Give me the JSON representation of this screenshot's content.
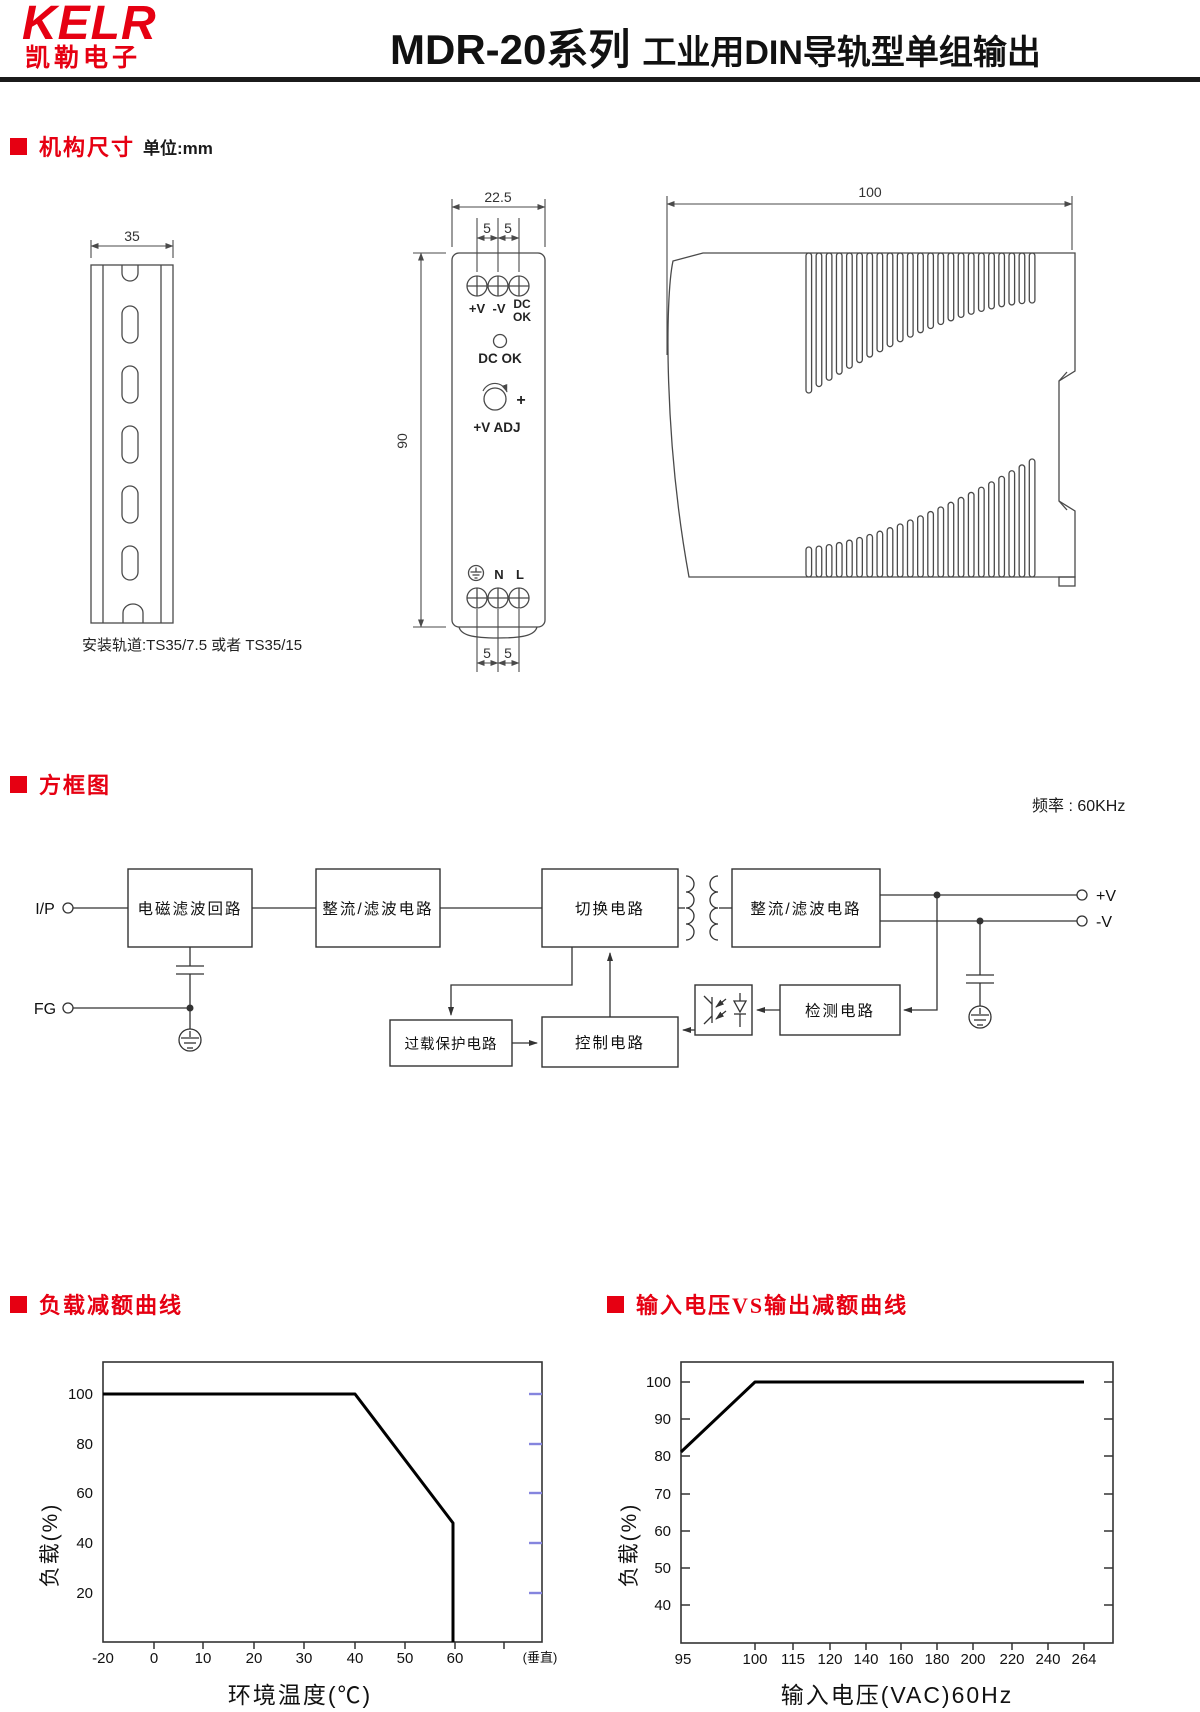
{
  "page": {
    "accent_red": "#e60012",
    "line_color": "#4a4a4a"
  },
  "header": {
    "logo_primary": "KELR",
    "logo_secondary": "凯勒电子",
    "title_model": "MDR-20系列",
    "title_desc": "工业用DIN导轨型单组输出"
  },
  "sections": {
    "mech_label": "机构尺寸",
    "mech_unit": "单位:mm",
    "block_label": "方框图",
    "block_freq_note": "频率 : 60KHz",
    "chart1_label": "负载减额曲线",
    "chart2_label": "输入电压VS输出减额曲线"
  },
  "mech": {
    "rail_width": "35",
    "rail_caption": "安装轨道:TS35/7.5 或者 TS35/15",
    "front_width": "22.5",
    "front_height": "90",
    "pitch_top_1": "5",
    "pitch_top_2": "5",
    "pitch_bottom_1": "5",
    "pitch_bottom_2": "5",
    "term_pos": "+V",
    "term_neg": "-V",
    "term_dc": "DC",
    "term_ok": "OK",
    "led_label": "DC OK",
    "adj_label": "+V ADJ",
    "adj_plus": "+",
    "term_n": "N",
    "term_l": "L",
    "side_depth": "100"
  },
  "block": {
    "input_label": "I/P",
    "fg_label": "FG",
    "emi_box": "电磁滤波回路",
    "rect1_box": "整流/滤波电路",
    "switch_box": "切换电路",
    "rect2_box": "整流/滤波电路",
    "overload_box": "过载保护电路",
    "control_box": "控制电路",
    "detect_box": "检测电路",
    "out_pos": "+V",
    "out_neg": "-V"
  },
  "chart_data": [
    {
      "type": "line",
      "title": "负载减额曲线",
      "xlabel": "环境温度(℃)",
      "ylabel": "负载(%)",
      "x_ticks": [
        "-20",
        "0",
        "10",
        "20",
        "30",
        "40",
        "50",
        "60"
      ],
      "x_axis_note": "(垂直)",
      "y_ticks": [
        "20",
        "40",
        "60",
        "80",
        "100"
      ],
      "xlim": [
        -20,
        75
      ],
      "ylim": [
        0,
        113
      ],
      "grid": false,
      "legend": false,
      "series": [
        {
          "name": "负载",
          "points_x": [
            -20,
            40,
            59,
            59
          ],
          "points_y": [
            100,
            100,
            48,
            0
          ]
        }
      ]
    },
    {
      "type": "line",
      "title": "输入电压VS输出减额曲线",
      "xlabel": "输入电压(VAC)60Hz",
      "ylabel": "负载(%)",
      "x_ticks": [
        "95",
        "100",
        "115",
        "120",
        "140",
        "160",
        "180",
        "200",
        "220",
        "240",
        "264"
      ],
      "x_scale": "nonlinear",
      "y_ticks": [
        "40",
        "50",
        "60",
        "70",
        "80",
        "90",
        "100"
      ],
      "ylim": [
        33,
        105
      ],
      "grid": false,
      "legend": false,
      "series": [
        {
          "name": "负载",
          "points_x": [
            95,
            100,
            264
          ],
          "points_y": [
            81,
            100,
            100
          ]
        }
      ]
    }
  ]
}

▶ **YOUR TASK**
Can you restate all the records above word for word while dropping the pictures?

▶ **TASK OUTPUT**
Give me the JSON representation of this screenshot's content.
{
  "page": {
    "accent_red": "#e60012",
    "line_color": "#4a4a4a"
  },
  "header": {
    "logo_primary": "KELR",
    "logo_secondary": "凯勒电子",
    "title_model": "MDR-20系列",
    "title_desc": "工业用DIN导轨型单组输出"
  },
  "sections": {
    "mech_label": "机构尺寸",
    "mech_unit": "单位:mm",
    "block_label": "方框图",
    "block_freq_note": "频率 : 60KHz",
    "chart1_label": "负载减额曲线",
    "chart2_label": "输入电压VS输出减额曲线"
  },
  "mech": {
    "rail_width": "35",
    "rail_caption": "安装轨道:TS35/7.5 或者 TS35/15",
    "front_width": "22.5",
    "front_height": "90",
    "pitch_top_1": "5",
    "pitch_top_2": "5",
    "pitch_bottom_1": "5",
    "pitch_bottom_2": "5",
    "term_pos": "+V",
    "term_neg": "-V",
    "term_dc": "DC",
    "term_ok": "OK",
    "led_label": "DC OK",
    "adj_label": "+V ADJ",
    "adj_plus": "+",
    "term_n": "N",
    "term_l": "L",
    "side_depth": "100"
  },
  "block": {
    "input_label": "I/P",
    "fg_label": "FG",
    "emi_box": "电磁滤波回路",
    "rect1_box": "整流/滤波电路",
    "switch_box": "切换电路",
    "rect2_box": "整流/滤波电路",
    "overload_box": "过载保护电路",
    "control_box": "控制电路",
    "detect_box": "检测电路",
    "out_pos": "+V",
    "out_neg": "-V"
  },
  "chart_data": [
    {
      "type": "line",
      "title": "负载减额曲线",
      "xlabel": "环境温度(℃)",
      "ylabel": "负载(%)",
      "x_ticks": [
        "-20",
        "0",
        "10",
        "20",
        "30",
        "40",
        "50",
        "60"
      ],
      "x_axis_note": "(垂直)",
      "y_ticks": [
        "20",
        "40",
        "60",
        "80",
        "100"
      ],
      "xlim": [
        -20,
        75
      ],
      "ylim": [
        0,
        113
      ],
      "grid": false,
      "legend": false,
      "series": [
        {
          "name": "负载",
          "points_x": [
            -20,
            40,
            59,
            59
          ],
          "points_y": [
            100,
            100,
            48,
            0
          ]
        }
      ]
    },
    {
      "type": "line",
      "title": "输入电压VS输出减额曲线",
      "xlabel": "输入电压(VAC)60Hz",
      "ylabel": "负载(%)",
      "x_ticks": [
        "95",
        "100",
        "115",
        "120",
        "140",
        "160",
        "180",
        "200",
        "220",
        "240",
        "264"
      ],
      "x_scale": "nonlinear",
      "y_ticks": [
        "40",
        "50",
        "60",
        "70",
        "80",
        "90",
        "100"
      ],
      "ylim": [
        33,
        105
      ],
      "grid": false,
      "legend": false,
      "series": [
        {
          "name": "负载",
          "points_x": [
            95,
            100,
            264
          ],
          "points_y": [
            81,
            100,
            100
          ]
        }
      ]
    }
  ]
}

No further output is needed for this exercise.